• Work to be completed:
Each entry below should be echoed exactly, with pictures omitted.

Dataset items:
********************
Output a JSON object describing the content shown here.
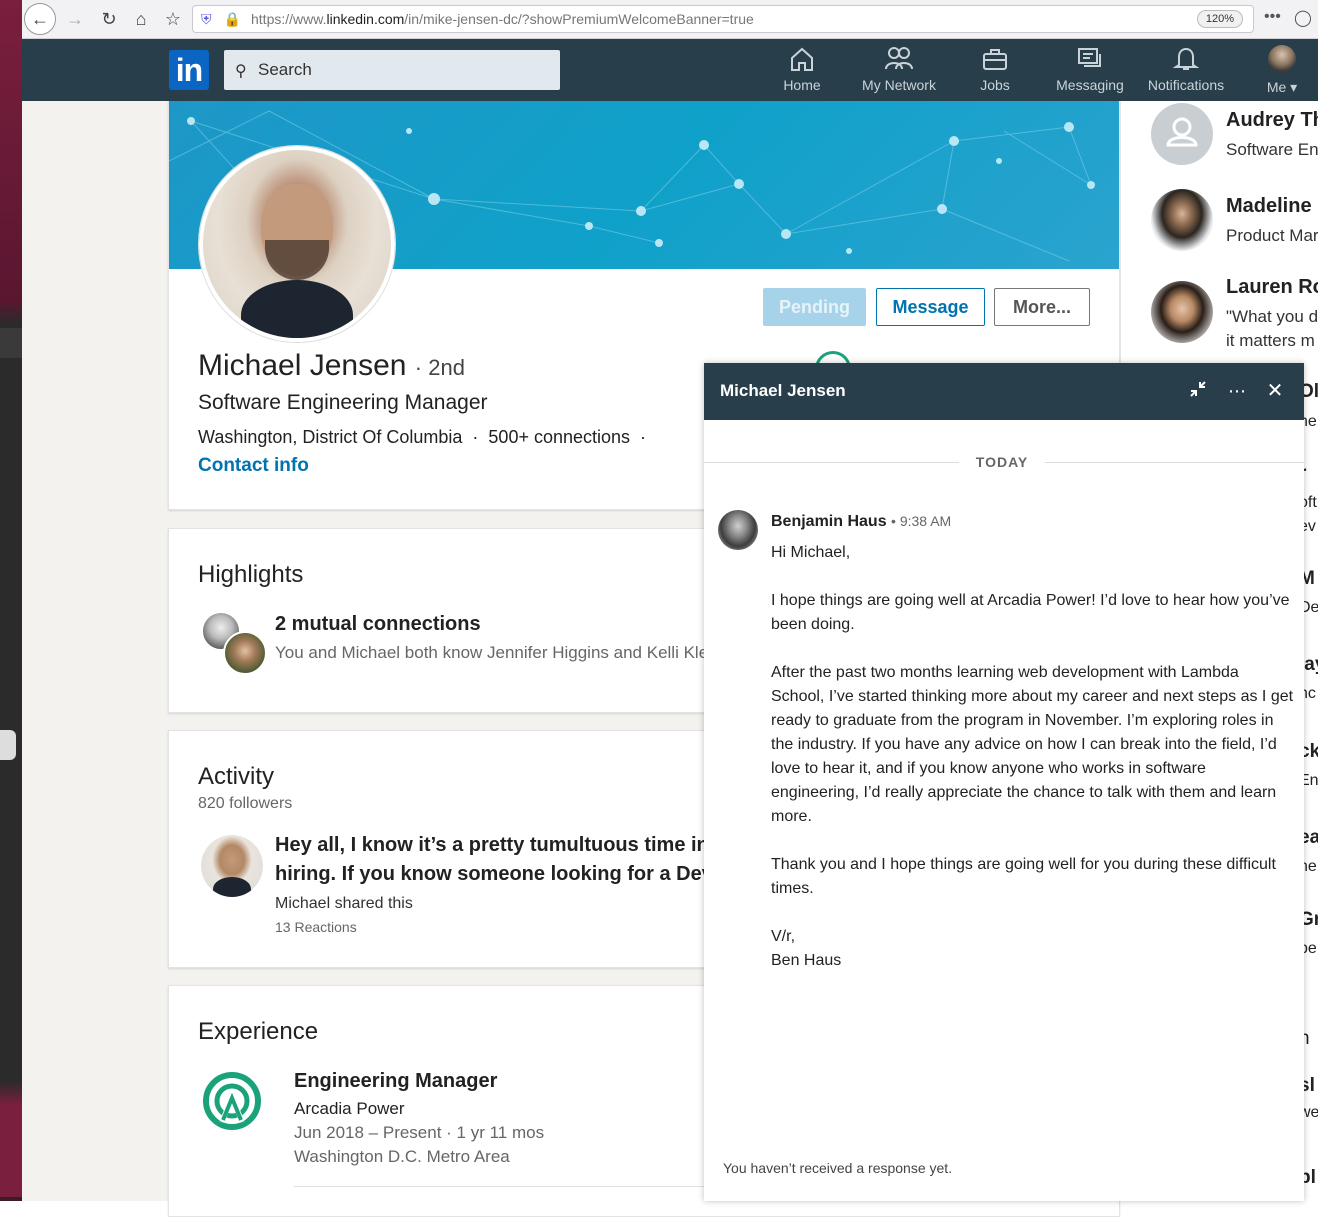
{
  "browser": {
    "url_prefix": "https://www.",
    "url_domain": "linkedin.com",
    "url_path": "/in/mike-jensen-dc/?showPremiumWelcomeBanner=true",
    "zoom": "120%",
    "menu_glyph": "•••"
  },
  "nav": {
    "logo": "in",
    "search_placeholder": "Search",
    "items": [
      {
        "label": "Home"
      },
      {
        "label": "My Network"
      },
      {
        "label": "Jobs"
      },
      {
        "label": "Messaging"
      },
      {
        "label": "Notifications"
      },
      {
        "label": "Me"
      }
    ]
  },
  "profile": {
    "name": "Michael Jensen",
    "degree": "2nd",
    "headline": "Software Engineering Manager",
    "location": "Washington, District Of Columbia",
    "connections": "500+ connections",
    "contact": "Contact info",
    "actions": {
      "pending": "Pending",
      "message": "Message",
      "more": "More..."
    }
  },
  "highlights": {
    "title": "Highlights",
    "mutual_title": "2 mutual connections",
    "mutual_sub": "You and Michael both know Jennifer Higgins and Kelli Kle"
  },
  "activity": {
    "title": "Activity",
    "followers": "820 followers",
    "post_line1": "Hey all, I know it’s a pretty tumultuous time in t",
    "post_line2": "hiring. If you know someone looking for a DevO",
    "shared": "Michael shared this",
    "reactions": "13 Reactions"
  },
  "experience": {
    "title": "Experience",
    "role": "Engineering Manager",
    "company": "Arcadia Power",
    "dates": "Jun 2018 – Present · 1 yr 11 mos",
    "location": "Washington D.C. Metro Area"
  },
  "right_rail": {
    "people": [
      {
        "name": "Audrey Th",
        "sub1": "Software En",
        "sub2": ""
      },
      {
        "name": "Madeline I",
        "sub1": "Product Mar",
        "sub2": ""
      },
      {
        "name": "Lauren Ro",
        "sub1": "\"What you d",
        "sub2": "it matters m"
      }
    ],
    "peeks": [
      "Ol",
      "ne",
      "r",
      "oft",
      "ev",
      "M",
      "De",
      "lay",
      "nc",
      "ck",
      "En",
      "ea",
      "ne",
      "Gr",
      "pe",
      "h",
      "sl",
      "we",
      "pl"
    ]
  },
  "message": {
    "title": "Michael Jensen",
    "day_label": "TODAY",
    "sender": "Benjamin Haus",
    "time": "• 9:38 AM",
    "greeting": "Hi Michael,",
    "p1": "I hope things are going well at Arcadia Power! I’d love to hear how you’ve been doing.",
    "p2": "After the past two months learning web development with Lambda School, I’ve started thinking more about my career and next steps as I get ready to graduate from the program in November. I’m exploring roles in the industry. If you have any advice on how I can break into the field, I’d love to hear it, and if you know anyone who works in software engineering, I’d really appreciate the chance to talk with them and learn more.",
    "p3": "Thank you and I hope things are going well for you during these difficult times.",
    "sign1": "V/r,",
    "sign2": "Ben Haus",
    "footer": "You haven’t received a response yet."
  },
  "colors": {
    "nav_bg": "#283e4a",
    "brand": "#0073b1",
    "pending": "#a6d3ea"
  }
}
********************
• Answer for the task:
Output a JSON object describing the content shown here.
{
  "browser": {
    "url_prefix": "https://www.",
    "url_domain": "linkedin.com",
    "url_path": "/in/mike-jensen-dc/?showPremiumWelcomeBanner=true",
    "zoom": "120%",
    "menu_glyph": "•••"
  },
  "nav": {
    "logo": "in",
    "search_placeholder": "Search",
    "items": [
      {
        "label": "Home"
      },
      {
        "label": "My Network"
      },
      {
        "label": "Jobs"
      },
      {
        "label": "Messaging"
      },
      {
        "label": "Notifications"
      },
      {
        "label": "Me"
      }
    ]
  },
  "profile": {
    "name": "Michael Jensen",
    "degree": "2nd",
    "headline": "Software Engineering Manager",
    "location": "Washington, District Of Columbia",
    "connections": "500+ connections",
    "contact": "Contact info",
    "actions": {
      "pending": "Pending",
      "message": "Message",
      "more": "More..."
    }
  },
  "highlights": {
    "title": "Highlights",
    "mutual_title": "2 mutual connections",
    "mutual_sub": "You and Michael both know Jennifer Higgins and Kelli Kle"
  },
  "activity": {
    "title": "Activity",
    "followers": "820 followers",
    "post_line1": "Hey all, I know it’s a pretty tumultuous time in t",
    "post_line2": "hiring. If you know someone looking for a DevO",
    "shared": "Michael shared this",
    "reactions": "13 Reactions"
  },
  "experience": {
    "title": "Experience",
    "role": "Engineering Manager",
    "company": "Arcadia Power",
    "dates": "Jun 2018 – Present · 1 yr 11 mos",
    "location": "Washington D.C. Metro Area"
  },
  "right_rail": {
    "people": [
      {
        "name": "Audrey Th",
        "sub1": "Software En",
        "sub2": ""
      },
      {
        "name": "Madeline I",
        "sub1": "Product Mar",
        "sub2": ""
      },
      {
        "name": "Lauren Ro",
        "sub1": "\"What you d",
        "sub2": "it matters m"
      }
    ],
    "peeks": [
      "Ol",
      "ne",
      "r",
      "oft",
      "ev",
      "M",
      "De",
      "lay",
      "nc",
      "ck",
      "En",
      "ea",
      "ne",
      "Gr",
      "pe",
      "h",
      "sl",
      "we",
      "pl"
    ]
  },
  "message": {
    "title": "Michael Jensen",
    "day_label": "TODAY",
    "sender": "Benjamin Haus",
    "time": "• 9:38 AM",
    "greeting": "Hi Michael,",
    "p1": "I hope things are going well at Arcadia Power! I’d love to hear how you’ve been doing.",
    "p2": "After the past two months learning web development with Lambda School, I’ve started thinking more about my career and next steps as I get ready to graduate from the program in November. I’m exploring roles in the industry. If you have any advice on how I can break into the field, I’d love to hear it, and if you know anyone who works in software engineering, I’d really appreciate the chance to talk with them and learn more.",
    "p3": "Thank you and I hope things are going well for you during these difficult times.",
    "sign1": "V/r,",
    "sign2": "Ben Haus",
    "footer": "You haven’t received a response yet."
  },
  "colors": {
    "nav_bg": "#283e4a",
    "brand": "#0073b1",
    "pending": "#a6d3ea"
  }
}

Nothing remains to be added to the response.